Print the records again, character for character.

> **Records for this task**
━━━━━━━━━━━━━━━━
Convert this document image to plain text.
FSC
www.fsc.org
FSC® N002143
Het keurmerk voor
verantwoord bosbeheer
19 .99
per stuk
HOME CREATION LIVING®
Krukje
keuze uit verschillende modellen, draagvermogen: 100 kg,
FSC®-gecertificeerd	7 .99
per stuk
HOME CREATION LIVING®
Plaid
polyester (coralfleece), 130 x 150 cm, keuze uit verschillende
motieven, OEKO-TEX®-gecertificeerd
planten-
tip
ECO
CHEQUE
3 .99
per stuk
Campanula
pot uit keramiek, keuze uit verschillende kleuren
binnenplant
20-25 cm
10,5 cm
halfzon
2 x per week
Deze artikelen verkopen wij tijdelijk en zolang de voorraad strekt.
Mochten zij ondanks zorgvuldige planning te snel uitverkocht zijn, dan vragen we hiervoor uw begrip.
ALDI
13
━━━━━━━━━━━━━━━━
> **Result of the task**
Convert this document image to plain text.
FSC
www.fsc.org
FSC® N002143
Het keurmerk voor
verantwoord bosbeheer
19 .99
per stuk
HOME CREATION LIVING®
Krukje
keuze uit verschillende modellen, draagvermogen: 100 kg,
FSC®-gecertificeerd	7 .99
per stuk
HOME CREATION LIVING®
Plaid
polyester (coralfleece), 130 x 150 cm, keuze uit verschillende
motieven, OEKO-TEX®-gecertificeerd
planten-
tip
ECO
CHEQUE
3 .99
per stuk
Campanula
pot uit keramiek, keuze uit verschillende kleuren
binnenplant
20-25 cm
10,5 cm
halfzon
2 x per week
Deze artikelen verkopen wij tijdelijk en zolang de voorraad strekt.
Mochten zij ondanks zorgvuldige planning te snel uitverkocht zijn, dan vragen we hiervoor uw begrip.
ALDI
13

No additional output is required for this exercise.